(Stored items from a collection)
= = = = =
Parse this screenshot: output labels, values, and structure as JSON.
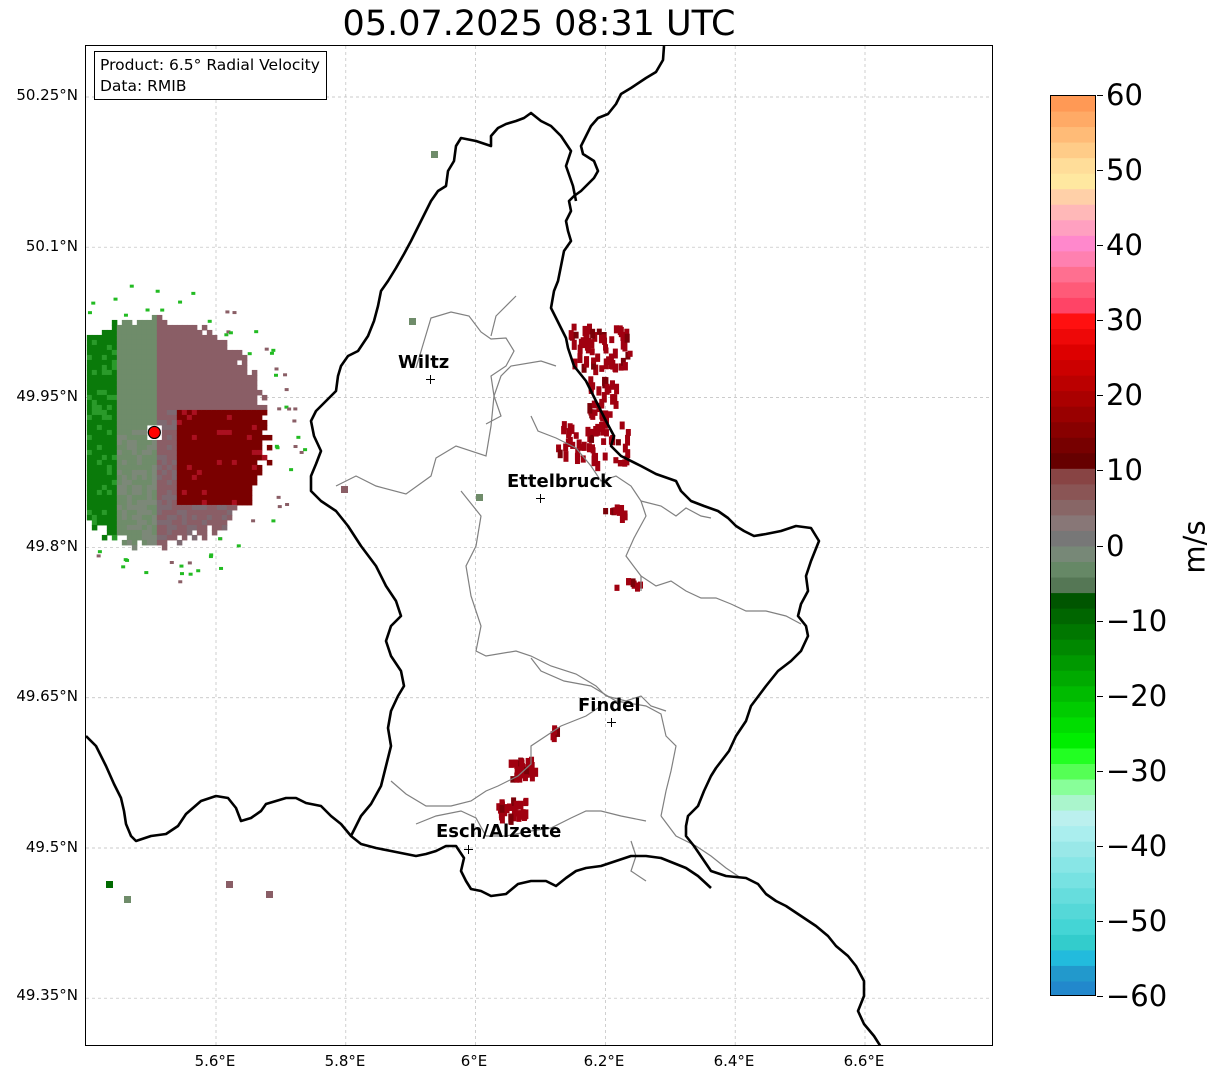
{
  "title": "05.07.2025 08:31 UTC",
  "info_box": {
    "product": "Product: 6.5° Radial Velocity",
    "data_source": "Data: RMIB"
  },
  "axes": {
    "lat_labels": [
      "50.25°N",
      "50.1°N",
      "49.95°N",
      "49.8°N",
      "49.65°N",
      "49.5°N",
      "49.35°N"
    ],
    "lon_labels": [
      "5.6°E",
      "5.8°E",
      "6°E",
      "6.2°E",
      "6.4°E",
      "6.6°E"
    ],
    "grid": "on"
  },
  "cities": [
    {
      "name": "Wiltz",
      "lon": 5.93,
      "lat": 49.968
    },
    {
      "name": "Ettelbruck",
      "lon": 6.1,
      "lat": 49.848
    },
    {
      "name": "Findel",
      "lon": 6.21,
      "lat": 49.627
    },
    {
      "name": "Esch/Alzette",
      "lon": 5.99,
      "lat": 49.499
    }
  ],
  "radar_site": {
    "name": "radar-site",
    "lon": 5.505,
    "lat": 49.915,
    "color": "#ff0000"
  },
  "colorbar": {
    "unit": "m/s",
    "min": -60,
    "max": 60,
    "tick_labels": [
      "60",
      "50",
      "40",
      "30",
      "20",
      "10",
      "0",
      "−10",
      "−20",
      "−30",
      "−40",
      "−50",
      "−60"
    ],
    "colors_top_to_bottom": [
      "#ff9955",
      "#ffaa66",
      "#ffbb77",
      "#ffcc88",
      "#ffdd99",
      "#ffe8a0",
      "#ffd0a8",
      "#ffb8b8",
      "#ffa0c0",
      "#ff88cc",
      "#ff80b0",
      "#ff6f90",
      "#ff5a78",
      "#ff4466",
      "#ff1010",
      "#ee0808",
      "#dd0000",
      "#cc0000",
      "#bb0000",
      "#aa0000",
      "#990000",
      "#880000",
      "#770000",
      "#660000",
      "#884444",
      "#8a5555",
      "#886666",
      "#887777",
      "#777777",
      "#778877",
      "#668866",
      "#557755",
      "#005500",
      "#006600",
      "#007700",
      "#008800",
      "#009900",
      "#00aa00",
      "#00bb00",
      "#00cc00",
      "#00dd00",
      "#00ee00",
      "#22ff22",
      "#55ff55",
      "#88ff99",
      "#aaf5cc",
      "#bbf0ee",
      "#aaeeee",
      "#99e8e8",
      "#88e6e6",
      "#77e2e2",
      "#66dddd",
      "#55d8d8",
      "#44d5d5",
      "#33cccc",
      "#22bbdd",
      "#2299cc",
      "#2288cc"
    ]
  },
  "style_colors": {
    "country_border": "#000000",
    "canton_border": "#808080",
    "grid": "#bbbbbb",
    "outbound_red": "#a00010",
    "inbound_green": "#006a00",
    "mixed_gray_green": "#6f8c6a",
    "mixed_gray_red": "#8a5e66"
  }
}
= = = = =
PROBLEM TO SOLVE: Output every entry verbatim. Pictures do not belong in the copy.

FINAL ANSWER:
Parse this screenshot: output labels, values, and structure as JSON.
{
  "title": "05.07.2025 08:31 UTC",
  "info_box": {
    "product": "Product: 6.5° Radial Velocity",
    "data_source": "Data: RMIB"
  },
  "axes": {
    "lat_labels": [
      "50.25°N",
      "50.1°N",
      "49.95°N",
      "49.8°N",
      "49.65°N",
      "49.5°N",
      "49.35°N"
    ],
    "lon_labels": [
      "5.6°E",
      "5.8°E",
      "6°E",
      "6.2°E",
      "6.4°E",
      "6.6°E"
    ],
    "grid": "on"
  },
  "cities": [
    {
      "name": "Wiltz",
      "lon": 5.93,
      "lat": 49.968
    },
    {
      "name": "Ettelbruck",
      "lon": 6.1,
      "lat": 49.848
    },
    {
      "name": "Findel",
      "lon": 6.21,
      "lat": 49.627
    },
    {
      "name": "Esch/Alzette",
      "lon": 5.99,
      "lat": 49.499
    }
  ],
  "radar_site": {
    "name": "radar-site",
    "lon": 5.505,
    "lat": 49.915,
    "color": "#ff0000"
  },
  "colorbar": {
    "unit": "m/s",
    "min": -60,
    "max": 60,
    "tick_labels": [
      "60",
      "50",
      "40",
      "30",
      "20",
      "10",
      "0",
      "−10",
      "−20",
      "−30",
      "−40",
      "−50",
      "−60"
    ],
    "colors_top_to_bottom": [
      "#ff9955",
      "#ffaa66",
      "#ffbb77",
      "#ffcc88",
      "#ffdd99",
      "#ffe8a0",
      "#ffd0a8",
      "#ffb8b8",
      "#ffa0c0",
      "#ff88cc",
      "#ff80b0",
      "#ff6f90",
      "#ff5a78",
      "#ff4466",
      "#ff1010",
      "#ee0808",
      "#dd0000",
      "#cc0000",
      "#bb0000",
      "#aa0000",
      "#990000",
      "#880000",
      "#770000",
      "#660000",
      "#884444",
      "#8a5555",
      "#886666",
      "#887777",
      "#777777",
      "#778877",
      "#668866",
      "#557755",
      "#005500",
      "#006600",
      "#007700",
      "#008800",
      "#009900",
      "#00aa00",
      "#00bb00",
      "#00cc00",
      "#00dd00",
      "#00ee00",
      "#22ff22",
      "#55ff55",
      "#88ff99",
      "#aaf5cc",
      "#bbf0ee",
      "#aaeeee",
      "#99e8e8",
      "#88e6e6",
      "#77e2e2",
      "#66dddd",
      "#55d8d8",
      "#44d5d5",
      "#33cccc",
      "#22bbdd",
      "#2299cc",
      "#2288cc"
    ]
  },
  "style_colors": {
    "country_border": "#000000",
    "canton_border": "#808080",
    "grid": "#bbbbbb",
    "outbound_red": "#a00010",
    "inbound_green": "#006a00",
    "mixed_gray_green": "#6f8c6a",
    "mixed_gray_red": "#8a5e66"
  }
}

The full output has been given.